Task statement — Reply with one number: the count of lines in the records below that hold "maxeffekt".

Listed entries —
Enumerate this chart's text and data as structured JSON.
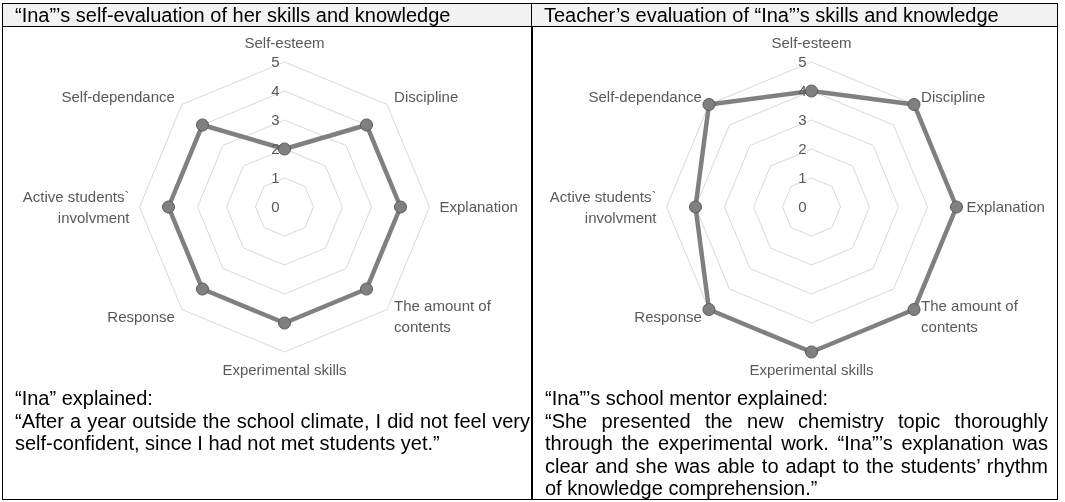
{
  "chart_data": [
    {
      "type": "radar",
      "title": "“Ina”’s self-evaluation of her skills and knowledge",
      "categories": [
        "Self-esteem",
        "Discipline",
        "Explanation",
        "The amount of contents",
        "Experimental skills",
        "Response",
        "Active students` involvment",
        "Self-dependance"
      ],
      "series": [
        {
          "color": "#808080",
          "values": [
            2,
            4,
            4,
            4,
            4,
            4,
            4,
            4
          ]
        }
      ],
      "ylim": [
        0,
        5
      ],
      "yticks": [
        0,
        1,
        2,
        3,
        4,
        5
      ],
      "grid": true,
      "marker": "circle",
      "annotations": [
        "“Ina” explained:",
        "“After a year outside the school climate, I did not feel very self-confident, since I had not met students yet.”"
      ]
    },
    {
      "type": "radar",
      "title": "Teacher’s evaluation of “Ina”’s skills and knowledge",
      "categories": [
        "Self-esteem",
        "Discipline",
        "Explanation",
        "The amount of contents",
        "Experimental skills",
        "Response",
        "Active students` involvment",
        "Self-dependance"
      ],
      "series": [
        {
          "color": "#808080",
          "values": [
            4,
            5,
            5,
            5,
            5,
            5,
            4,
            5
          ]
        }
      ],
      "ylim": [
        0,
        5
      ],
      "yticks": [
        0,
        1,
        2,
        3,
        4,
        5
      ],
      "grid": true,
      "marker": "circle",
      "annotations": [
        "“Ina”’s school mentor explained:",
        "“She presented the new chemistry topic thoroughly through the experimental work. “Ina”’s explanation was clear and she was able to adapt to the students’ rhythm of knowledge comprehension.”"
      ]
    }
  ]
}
==
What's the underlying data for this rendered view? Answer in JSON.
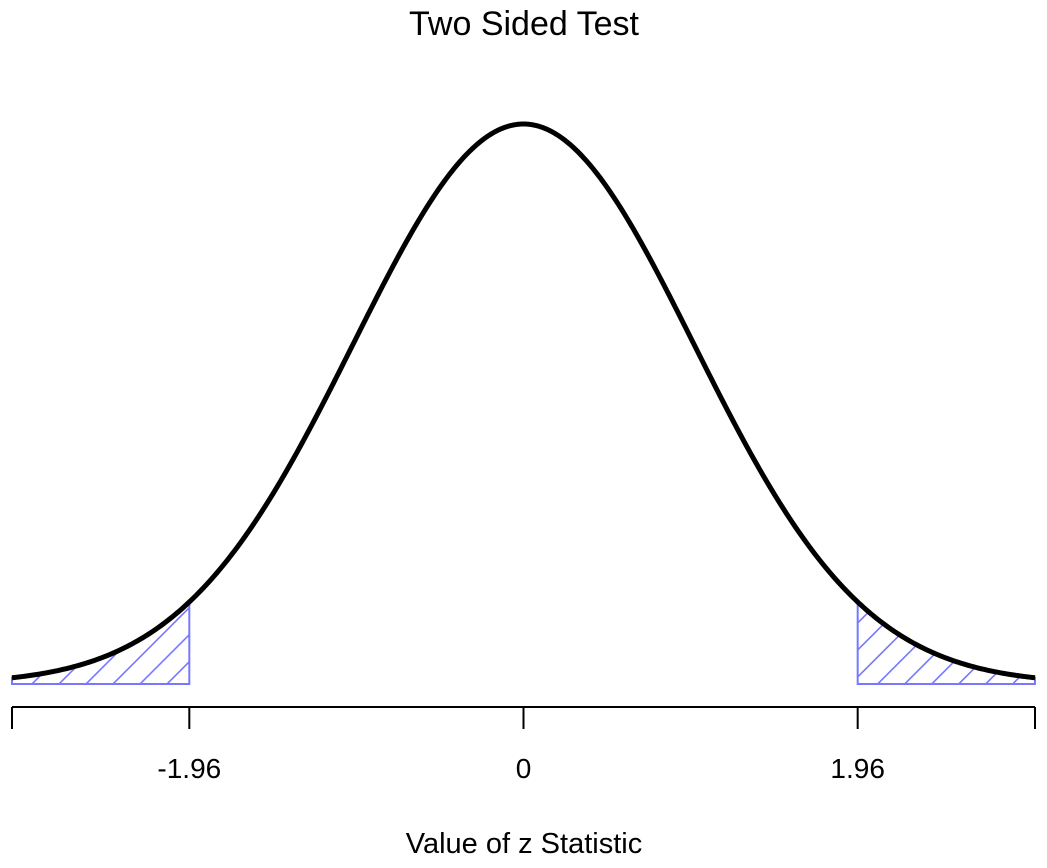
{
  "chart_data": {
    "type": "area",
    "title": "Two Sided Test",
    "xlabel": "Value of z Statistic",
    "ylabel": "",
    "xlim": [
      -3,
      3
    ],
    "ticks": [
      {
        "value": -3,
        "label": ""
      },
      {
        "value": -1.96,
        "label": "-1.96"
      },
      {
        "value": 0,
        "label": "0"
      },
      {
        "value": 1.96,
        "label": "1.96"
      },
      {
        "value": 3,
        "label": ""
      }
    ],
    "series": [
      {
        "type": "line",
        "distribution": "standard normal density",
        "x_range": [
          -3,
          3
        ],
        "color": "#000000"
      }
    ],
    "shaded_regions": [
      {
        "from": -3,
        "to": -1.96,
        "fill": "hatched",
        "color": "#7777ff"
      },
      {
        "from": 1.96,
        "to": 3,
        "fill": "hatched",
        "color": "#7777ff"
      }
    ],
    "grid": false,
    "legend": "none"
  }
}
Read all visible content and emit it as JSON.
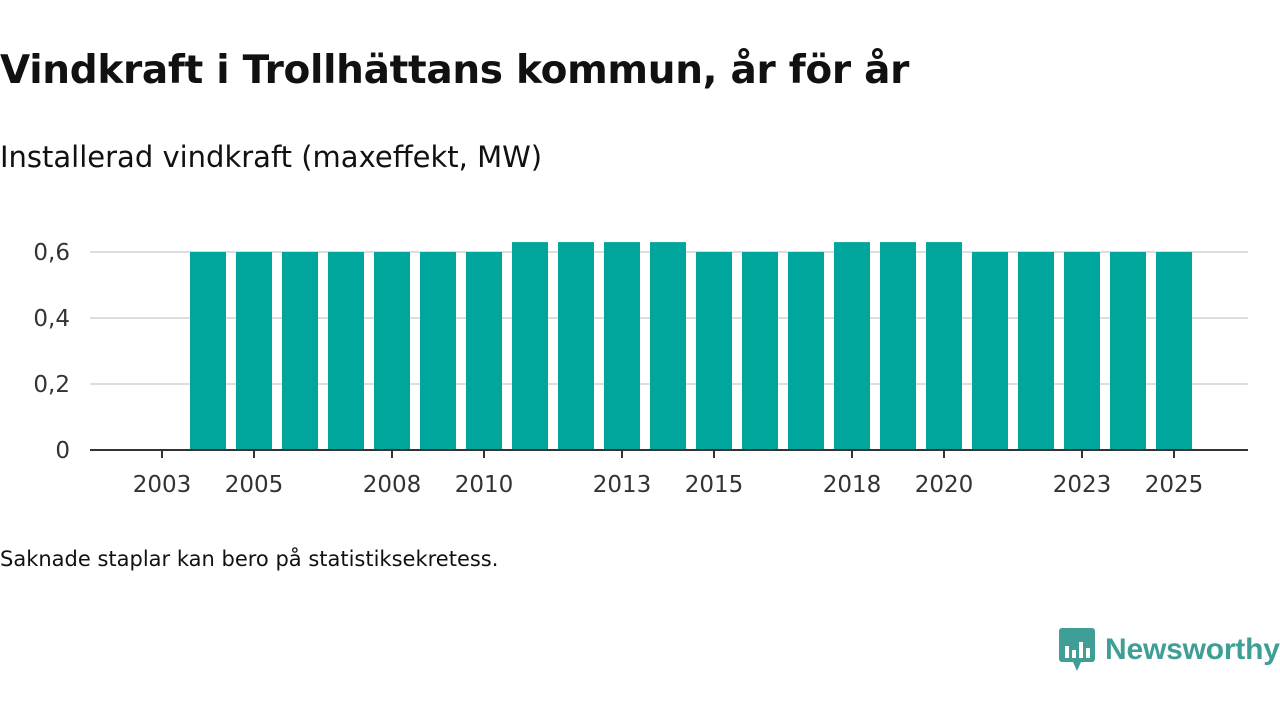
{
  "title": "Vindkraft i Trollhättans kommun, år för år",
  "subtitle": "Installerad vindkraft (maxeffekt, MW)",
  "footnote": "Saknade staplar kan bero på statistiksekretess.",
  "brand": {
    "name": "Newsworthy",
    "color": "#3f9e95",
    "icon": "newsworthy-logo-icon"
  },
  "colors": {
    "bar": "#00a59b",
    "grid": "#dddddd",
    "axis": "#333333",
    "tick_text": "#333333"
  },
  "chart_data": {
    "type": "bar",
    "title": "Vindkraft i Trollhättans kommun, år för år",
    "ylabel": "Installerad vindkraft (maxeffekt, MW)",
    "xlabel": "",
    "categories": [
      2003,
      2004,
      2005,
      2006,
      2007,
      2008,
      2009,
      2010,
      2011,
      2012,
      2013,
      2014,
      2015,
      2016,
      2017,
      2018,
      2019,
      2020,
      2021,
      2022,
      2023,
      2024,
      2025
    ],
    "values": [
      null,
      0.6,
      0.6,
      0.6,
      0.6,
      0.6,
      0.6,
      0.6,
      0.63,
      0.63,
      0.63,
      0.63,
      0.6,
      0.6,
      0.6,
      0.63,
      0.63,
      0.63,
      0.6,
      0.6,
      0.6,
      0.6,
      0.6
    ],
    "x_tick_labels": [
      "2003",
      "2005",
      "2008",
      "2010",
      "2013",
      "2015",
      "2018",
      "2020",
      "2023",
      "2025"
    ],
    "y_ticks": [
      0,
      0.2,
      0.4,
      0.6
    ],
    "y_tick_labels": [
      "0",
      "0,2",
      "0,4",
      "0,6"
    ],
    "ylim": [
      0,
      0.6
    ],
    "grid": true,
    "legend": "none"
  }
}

Response to this task — 2